Which lines of the entries below contain the string "lithium"? Copy each one.

'''

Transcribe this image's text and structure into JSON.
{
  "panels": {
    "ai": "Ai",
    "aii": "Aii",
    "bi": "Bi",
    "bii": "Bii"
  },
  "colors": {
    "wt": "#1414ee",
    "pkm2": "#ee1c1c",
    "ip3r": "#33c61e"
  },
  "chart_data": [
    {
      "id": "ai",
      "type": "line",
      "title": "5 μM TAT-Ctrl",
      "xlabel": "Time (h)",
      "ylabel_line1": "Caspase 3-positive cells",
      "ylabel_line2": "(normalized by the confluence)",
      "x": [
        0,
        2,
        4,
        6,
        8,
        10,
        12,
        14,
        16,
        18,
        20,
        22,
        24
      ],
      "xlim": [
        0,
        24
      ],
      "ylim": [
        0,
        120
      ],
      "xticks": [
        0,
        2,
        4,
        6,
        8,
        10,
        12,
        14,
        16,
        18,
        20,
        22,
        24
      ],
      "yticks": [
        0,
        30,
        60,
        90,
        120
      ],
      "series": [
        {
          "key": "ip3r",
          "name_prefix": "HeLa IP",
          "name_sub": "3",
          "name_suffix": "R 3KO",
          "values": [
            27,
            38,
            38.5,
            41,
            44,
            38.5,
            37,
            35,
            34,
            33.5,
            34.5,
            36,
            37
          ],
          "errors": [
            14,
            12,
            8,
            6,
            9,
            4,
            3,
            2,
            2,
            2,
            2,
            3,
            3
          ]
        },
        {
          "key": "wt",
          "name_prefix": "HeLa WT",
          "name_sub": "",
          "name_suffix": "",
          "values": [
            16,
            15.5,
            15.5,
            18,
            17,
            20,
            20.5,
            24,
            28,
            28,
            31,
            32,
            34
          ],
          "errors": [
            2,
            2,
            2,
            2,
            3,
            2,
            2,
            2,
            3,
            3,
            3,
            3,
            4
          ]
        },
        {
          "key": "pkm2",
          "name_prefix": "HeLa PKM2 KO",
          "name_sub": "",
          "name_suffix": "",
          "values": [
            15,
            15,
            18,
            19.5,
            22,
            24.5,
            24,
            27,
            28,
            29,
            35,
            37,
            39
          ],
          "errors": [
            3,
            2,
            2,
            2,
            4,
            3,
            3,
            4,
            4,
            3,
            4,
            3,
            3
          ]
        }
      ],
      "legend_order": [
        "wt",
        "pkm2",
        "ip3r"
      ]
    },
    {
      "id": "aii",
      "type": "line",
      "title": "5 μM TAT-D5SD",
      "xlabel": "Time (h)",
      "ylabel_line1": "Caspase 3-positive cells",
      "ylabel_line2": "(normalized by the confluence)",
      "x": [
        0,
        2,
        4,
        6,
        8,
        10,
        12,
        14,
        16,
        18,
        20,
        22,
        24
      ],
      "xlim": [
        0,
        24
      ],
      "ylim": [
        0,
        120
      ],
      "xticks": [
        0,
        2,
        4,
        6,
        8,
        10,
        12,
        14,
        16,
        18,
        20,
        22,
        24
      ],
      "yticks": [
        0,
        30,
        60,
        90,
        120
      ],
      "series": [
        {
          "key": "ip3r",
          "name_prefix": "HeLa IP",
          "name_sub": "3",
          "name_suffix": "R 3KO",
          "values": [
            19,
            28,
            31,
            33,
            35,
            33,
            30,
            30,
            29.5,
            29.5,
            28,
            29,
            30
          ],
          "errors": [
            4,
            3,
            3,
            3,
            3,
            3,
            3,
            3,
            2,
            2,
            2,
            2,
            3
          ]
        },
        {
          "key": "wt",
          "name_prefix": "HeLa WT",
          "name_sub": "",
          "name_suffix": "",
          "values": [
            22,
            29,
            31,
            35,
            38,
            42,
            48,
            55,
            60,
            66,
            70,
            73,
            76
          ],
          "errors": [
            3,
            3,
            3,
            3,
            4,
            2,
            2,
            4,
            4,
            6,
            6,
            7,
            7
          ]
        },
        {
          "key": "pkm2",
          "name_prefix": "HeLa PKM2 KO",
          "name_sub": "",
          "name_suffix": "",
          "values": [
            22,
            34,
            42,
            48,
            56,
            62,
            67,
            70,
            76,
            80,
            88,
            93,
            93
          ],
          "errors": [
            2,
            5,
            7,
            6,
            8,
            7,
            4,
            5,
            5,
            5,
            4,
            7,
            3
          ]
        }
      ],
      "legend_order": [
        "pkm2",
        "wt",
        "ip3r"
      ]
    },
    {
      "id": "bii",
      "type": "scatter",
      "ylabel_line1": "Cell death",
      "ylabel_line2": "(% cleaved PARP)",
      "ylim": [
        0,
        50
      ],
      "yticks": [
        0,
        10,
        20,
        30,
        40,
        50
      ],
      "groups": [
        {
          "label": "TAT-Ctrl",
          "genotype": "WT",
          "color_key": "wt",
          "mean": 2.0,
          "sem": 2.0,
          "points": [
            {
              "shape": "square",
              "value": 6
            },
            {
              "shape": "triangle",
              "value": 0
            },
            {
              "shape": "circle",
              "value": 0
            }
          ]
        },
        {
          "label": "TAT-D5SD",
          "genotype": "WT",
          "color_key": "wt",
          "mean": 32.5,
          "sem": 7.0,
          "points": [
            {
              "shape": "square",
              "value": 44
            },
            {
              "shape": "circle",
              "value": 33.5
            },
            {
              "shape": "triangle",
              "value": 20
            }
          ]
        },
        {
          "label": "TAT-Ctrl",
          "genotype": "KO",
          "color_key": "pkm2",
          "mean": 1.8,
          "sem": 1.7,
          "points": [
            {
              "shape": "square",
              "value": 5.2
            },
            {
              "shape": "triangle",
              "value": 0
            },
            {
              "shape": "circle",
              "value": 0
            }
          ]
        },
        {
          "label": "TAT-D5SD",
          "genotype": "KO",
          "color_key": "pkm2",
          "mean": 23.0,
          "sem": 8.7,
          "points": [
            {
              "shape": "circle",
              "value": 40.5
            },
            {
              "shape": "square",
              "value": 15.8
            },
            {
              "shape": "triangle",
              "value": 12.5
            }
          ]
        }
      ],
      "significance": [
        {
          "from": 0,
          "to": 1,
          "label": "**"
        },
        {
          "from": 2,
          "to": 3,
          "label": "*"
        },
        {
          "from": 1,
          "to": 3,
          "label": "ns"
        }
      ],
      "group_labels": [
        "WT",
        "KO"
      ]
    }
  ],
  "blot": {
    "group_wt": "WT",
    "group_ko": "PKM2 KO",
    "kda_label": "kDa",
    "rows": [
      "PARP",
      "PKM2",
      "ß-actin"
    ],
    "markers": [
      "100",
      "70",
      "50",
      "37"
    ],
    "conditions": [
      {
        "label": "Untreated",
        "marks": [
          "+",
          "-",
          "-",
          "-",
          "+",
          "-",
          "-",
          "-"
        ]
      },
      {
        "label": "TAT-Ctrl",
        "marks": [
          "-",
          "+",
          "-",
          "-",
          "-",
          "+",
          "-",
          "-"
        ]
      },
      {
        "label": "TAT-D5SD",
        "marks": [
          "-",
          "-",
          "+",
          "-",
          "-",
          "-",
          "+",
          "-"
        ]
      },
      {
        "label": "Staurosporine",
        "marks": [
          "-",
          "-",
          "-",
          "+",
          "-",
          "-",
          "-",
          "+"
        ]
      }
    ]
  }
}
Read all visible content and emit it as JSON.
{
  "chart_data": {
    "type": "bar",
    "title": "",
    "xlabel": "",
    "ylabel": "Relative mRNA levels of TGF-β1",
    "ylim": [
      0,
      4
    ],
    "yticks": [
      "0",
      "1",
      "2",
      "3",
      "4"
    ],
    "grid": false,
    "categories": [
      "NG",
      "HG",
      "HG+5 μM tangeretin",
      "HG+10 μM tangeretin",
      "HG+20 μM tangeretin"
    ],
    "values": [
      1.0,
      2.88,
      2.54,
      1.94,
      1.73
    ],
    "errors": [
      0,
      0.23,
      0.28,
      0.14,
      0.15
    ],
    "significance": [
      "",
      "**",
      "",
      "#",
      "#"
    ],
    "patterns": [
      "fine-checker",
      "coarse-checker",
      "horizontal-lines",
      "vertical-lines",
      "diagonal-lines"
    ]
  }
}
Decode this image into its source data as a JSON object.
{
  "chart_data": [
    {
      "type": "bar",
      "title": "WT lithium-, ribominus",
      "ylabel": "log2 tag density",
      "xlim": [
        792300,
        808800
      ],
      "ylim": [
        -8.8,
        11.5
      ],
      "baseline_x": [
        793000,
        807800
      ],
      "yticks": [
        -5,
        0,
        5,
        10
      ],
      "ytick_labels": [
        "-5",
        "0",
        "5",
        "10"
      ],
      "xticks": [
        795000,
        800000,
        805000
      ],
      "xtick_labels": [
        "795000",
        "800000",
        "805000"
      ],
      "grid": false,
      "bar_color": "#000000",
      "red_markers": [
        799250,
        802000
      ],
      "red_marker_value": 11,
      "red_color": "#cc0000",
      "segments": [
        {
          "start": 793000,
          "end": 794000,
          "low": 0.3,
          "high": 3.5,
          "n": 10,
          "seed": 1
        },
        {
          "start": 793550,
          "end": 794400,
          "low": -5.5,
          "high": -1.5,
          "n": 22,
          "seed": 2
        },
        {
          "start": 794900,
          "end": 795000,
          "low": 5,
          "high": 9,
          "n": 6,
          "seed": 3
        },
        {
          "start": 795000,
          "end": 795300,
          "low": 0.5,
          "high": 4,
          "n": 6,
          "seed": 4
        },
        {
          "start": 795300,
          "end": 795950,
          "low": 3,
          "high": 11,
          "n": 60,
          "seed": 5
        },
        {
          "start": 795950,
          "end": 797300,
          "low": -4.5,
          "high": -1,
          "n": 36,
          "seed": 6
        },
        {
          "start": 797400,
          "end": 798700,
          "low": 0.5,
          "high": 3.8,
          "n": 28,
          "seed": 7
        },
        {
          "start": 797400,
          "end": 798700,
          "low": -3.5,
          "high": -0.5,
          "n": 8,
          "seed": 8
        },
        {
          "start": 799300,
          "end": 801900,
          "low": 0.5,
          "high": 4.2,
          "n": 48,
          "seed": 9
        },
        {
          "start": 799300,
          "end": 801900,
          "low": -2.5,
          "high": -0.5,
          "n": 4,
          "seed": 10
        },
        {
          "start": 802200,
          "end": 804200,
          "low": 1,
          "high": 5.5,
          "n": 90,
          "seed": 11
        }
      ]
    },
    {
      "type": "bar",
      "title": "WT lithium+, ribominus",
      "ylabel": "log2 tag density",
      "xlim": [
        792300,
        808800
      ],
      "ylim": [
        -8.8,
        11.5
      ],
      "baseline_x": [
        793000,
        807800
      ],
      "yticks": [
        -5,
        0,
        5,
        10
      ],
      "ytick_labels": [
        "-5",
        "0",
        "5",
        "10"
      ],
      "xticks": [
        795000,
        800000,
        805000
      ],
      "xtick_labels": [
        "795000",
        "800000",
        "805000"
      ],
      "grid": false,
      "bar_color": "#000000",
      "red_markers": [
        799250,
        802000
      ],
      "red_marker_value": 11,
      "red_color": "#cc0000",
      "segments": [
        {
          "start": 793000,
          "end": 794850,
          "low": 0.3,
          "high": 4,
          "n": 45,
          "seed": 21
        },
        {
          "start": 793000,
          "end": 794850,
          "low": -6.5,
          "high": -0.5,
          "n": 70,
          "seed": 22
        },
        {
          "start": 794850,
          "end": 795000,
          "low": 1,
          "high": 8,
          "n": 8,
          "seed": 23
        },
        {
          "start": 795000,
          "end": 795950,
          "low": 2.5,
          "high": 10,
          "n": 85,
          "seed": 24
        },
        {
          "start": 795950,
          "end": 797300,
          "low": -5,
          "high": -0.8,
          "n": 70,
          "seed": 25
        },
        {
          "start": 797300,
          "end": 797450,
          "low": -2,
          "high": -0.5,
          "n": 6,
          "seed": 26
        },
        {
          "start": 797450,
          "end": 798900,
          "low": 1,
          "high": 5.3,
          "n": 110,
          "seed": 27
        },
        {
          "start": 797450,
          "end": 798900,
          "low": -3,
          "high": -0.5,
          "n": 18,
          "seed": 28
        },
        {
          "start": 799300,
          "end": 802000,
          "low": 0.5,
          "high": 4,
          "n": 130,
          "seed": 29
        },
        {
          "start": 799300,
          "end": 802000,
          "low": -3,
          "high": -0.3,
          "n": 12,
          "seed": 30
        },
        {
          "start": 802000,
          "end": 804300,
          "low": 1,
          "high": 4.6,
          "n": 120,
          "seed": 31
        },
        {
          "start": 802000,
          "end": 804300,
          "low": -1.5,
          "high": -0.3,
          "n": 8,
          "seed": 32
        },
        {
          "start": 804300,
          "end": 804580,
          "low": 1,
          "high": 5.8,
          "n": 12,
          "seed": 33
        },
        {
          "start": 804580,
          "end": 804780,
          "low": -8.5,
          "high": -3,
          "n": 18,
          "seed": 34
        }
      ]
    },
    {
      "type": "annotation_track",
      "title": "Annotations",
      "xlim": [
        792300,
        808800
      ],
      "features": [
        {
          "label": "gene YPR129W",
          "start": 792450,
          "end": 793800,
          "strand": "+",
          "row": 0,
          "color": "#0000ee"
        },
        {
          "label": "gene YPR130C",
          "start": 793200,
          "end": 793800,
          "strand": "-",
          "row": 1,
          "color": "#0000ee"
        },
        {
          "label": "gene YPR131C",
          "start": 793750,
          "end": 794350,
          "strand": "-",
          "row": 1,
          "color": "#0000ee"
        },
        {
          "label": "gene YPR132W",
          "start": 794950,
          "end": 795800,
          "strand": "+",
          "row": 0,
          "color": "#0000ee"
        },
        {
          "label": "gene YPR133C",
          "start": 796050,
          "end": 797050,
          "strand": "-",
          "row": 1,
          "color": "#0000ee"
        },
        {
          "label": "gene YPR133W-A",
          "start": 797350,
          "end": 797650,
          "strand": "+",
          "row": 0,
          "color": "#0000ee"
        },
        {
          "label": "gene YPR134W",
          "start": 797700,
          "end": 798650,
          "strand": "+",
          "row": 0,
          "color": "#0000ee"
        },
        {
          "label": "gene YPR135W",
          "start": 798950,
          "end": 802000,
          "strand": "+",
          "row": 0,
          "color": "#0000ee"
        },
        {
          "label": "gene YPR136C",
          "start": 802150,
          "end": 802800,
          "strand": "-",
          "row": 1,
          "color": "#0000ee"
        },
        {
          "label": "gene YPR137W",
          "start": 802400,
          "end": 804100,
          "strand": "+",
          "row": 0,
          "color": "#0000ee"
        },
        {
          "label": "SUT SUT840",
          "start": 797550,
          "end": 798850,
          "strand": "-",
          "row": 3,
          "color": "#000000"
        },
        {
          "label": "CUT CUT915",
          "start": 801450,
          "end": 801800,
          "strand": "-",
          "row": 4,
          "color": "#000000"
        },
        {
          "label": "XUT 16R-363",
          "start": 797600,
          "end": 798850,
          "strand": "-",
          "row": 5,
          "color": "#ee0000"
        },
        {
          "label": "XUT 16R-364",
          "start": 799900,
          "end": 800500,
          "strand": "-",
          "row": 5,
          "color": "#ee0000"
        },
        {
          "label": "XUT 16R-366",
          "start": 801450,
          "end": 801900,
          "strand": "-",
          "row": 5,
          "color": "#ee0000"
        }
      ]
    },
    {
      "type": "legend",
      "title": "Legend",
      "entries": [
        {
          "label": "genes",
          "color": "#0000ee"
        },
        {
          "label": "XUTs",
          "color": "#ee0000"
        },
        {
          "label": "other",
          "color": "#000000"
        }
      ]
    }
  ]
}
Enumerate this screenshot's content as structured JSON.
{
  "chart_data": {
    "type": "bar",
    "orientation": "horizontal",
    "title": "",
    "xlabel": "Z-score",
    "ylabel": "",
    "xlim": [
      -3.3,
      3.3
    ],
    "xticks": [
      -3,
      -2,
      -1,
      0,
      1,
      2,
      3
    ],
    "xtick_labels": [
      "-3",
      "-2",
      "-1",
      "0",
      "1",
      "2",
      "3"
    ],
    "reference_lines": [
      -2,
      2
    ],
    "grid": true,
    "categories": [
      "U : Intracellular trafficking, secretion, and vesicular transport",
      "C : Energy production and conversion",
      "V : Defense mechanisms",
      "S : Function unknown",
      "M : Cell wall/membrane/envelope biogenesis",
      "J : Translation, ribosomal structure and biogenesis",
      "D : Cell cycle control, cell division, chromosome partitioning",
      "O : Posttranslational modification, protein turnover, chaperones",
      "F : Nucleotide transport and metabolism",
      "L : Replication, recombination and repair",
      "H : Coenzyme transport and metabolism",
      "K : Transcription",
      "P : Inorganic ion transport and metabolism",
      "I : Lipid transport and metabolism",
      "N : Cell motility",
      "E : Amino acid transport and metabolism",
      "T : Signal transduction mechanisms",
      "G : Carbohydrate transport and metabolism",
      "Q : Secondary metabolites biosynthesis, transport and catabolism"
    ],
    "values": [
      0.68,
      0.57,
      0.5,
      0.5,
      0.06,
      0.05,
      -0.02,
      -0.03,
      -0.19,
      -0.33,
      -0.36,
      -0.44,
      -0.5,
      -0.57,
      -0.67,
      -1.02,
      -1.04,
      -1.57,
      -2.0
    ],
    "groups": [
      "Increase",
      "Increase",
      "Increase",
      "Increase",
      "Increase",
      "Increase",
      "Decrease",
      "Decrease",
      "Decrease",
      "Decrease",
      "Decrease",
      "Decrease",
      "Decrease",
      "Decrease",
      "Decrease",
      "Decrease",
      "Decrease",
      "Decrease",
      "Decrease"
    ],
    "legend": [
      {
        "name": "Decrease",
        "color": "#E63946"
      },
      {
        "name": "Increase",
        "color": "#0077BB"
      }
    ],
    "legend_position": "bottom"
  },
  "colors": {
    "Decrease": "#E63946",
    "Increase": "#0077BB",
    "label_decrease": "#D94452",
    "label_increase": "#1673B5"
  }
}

'''

=== FINISHED TASK ===
      "title": "WT lithium-, ribominus",
      "title": "WT lithium+, ribominus",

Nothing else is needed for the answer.